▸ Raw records
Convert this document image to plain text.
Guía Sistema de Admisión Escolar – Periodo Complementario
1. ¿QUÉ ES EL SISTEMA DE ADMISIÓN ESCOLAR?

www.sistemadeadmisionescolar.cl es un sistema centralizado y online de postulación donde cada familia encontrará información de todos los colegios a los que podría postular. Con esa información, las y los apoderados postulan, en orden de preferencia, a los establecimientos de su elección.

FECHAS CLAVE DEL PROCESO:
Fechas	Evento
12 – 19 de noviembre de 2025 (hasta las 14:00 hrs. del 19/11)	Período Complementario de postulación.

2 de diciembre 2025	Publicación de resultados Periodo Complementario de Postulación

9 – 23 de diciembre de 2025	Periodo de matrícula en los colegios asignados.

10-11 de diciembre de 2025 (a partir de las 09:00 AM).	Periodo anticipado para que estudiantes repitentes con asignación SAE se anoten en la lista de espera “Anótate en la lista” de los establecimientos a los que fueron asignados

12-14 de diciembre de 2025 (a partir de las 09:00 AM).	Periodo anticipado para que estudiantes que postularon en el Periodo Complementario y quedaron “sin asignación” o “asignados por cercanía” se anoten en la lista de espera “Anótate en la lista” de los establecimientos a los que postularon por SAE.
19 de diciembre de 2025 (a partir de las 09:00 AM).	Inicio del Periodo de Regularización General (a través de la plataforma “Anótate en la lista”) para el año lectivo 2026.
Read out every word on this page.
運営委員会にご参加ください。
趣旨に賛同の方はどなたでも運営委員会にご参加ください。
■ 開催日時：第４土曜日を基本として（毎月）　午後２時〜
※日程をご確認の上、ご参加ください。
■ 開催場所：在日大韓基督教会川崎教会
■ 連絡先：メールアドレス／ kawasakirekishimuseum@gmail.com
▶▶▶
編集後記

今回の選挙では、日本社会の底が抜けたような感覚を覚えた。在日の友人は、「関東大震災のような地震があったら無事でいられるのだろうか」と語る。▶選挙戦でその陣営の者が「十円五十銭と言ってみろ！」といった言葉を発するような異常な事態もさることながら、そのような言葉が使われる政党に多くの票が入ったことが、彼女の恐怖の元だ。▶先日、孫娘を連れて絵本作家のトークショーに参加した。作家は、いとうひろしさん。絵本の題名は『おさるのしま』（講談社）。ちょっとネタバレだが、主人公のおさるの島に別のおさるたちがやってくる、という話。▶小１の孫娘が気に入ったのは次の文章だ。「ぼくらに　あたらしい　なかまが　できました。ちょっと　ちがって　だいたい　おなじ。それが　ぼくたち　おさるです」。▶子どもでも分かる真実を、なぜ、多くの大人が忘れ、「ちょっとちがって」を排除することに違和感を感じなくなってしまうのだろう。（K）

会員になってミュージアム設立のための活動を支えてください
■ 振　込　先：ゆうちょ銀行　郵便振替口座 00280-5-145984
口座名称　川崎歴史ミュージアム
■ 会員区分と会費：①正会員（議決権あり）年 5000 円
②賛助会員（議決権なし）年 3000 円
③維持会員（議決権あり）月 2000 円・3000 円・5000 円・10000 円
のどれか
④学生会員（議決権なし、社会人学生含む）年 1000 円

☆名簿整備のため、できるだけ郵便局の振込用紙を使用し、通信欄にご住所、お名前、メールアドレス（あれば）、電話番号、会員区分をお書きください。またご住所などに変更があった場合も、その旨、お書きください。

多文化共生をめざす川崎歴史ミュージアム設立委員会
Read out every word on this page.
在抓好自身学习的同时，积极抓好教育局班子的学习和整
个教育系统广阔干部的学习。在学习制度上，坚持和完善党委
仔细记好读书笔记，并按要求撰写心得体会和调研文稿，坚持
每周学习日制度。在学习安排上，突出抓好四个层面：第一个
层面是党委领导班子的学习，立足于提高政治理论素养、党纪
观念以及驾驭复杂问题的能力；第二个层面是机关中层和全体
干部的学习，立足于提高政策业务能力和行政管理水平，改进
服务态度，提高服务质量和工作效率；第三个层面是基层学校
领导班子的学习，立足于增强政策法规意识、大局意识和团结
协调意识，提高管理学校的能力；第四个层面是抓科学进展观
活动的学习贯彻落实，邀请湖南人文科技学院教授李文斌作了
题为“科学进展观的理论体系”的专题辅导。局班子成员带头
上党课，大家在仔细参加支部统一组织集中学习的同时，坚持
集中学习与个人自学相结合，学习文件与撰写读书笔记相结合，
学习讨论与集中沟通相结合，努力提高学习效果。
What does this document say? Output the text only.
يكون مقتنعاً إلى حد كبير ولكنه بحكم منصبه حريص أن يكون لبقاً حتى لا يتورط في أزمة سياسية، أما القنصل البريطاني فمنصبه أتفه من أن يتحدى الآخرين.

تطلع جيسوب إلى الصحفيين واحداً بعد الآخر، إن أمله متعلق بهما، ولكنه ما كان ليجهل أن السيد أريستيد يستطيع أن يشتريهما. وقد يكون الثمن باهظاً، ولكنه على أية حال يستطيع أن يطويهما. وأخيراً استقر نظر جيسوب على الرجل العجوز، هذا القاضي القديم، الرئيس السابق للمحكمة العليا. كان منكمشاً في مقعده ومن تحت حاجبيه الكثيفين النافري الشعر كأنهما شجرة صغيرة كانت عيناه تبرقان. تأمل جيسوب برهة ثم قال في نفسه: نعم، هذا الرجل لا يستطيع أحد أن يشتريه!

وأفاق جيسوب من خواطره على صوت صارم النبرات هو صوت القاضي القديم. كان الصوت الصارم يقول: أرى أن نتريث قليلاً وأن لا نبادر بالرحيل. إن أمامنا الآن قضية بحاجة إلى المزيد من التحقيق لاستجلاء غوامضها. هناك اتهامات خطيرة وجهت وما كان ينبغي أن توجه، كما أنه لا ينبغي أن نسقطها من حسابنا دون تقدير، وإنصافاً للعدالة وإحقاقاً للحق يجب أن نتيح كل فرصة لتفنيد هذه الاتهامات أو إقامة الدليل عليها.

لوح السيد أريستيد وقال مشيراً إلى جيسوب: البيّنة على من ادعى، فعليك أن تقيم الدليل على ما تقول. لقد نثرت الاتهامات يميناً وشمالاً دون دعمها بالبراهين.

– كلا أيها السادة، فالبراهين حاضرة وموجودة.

▸ WHAT IS NEEDED
Everything from the line containing "What does this" through the final line of the listing, inclusive, must be reproduced exactly; leave out the rest.

▸ COMPLETED EXERCISE
What does this document say? Output the text only.
يكون مقتنعاً إلى حد كبير ولكنه بحكم منصبه حريص أن يكون لبقاً حتى لا يتورط في أزمة سياسية، أما القنصل البريطاني فمنصبه أتفه من أن يتحدى الآخرين.

تطلع جيسوب إلى الصحفيين واحداً بعد الآخر، إن أمله متعلق بهما، ولكنه ما كان ليجهل أن السيد أريستيد يستطيع أن يشتريهما. وقد يكون الثمن باهظاً، ولكنه على أية حال يستطيع أن يطويهما. وأخيراً استقر نظر جيسوب على الرجل العجوز، هذا القاضي القديم، الرئيس السابق للمحكمة العليا. كان منكمشاً في مقعده ومن تحت حاجبيه الكثيفين النافري الشعر كأنهما شجرة صغيرة كانت عيناه تبرقان. تأمل جيسوب برهة ثم قال في نفسه: نعم، هذا الرجل لا يستطيع أحد أن يشتريه!

وأفاق جيسوب من خواطره على صوت صارم النبرات هو صوت القاضي القديم. كان الصوت الصارم يقول: أرى أن نتريث قليلاً وأن لا نبادر بالرحيل. إن أمامنا الآن قضية بحاجة إلى المزيد من التحقيق لاستجلاء غوامضها. هناك اتهامات خطيرة وجهت وما كان ينبغي أن توجه، كما أنه لا ينبغي أن نسقطها من حسابنا دون تقدير، وإنصافاً للعدالة وإحقاقاً للحق يجب أن نتيح كل فرصة لتفنيد هذه الاتهامات أو إقامة الدليل عليها.

لوح السيد أريستيد وقال مشيراً إلى جيسوب: البيّنة على من ادعى، فعليك أن تقيم الدليل على ما تقول. لقد نثرت الاتهامات يميناً وشمالاً دون دعمها بالبراهين.

– كلا أيها السادة، فالبراهين حاضرة وموجودة.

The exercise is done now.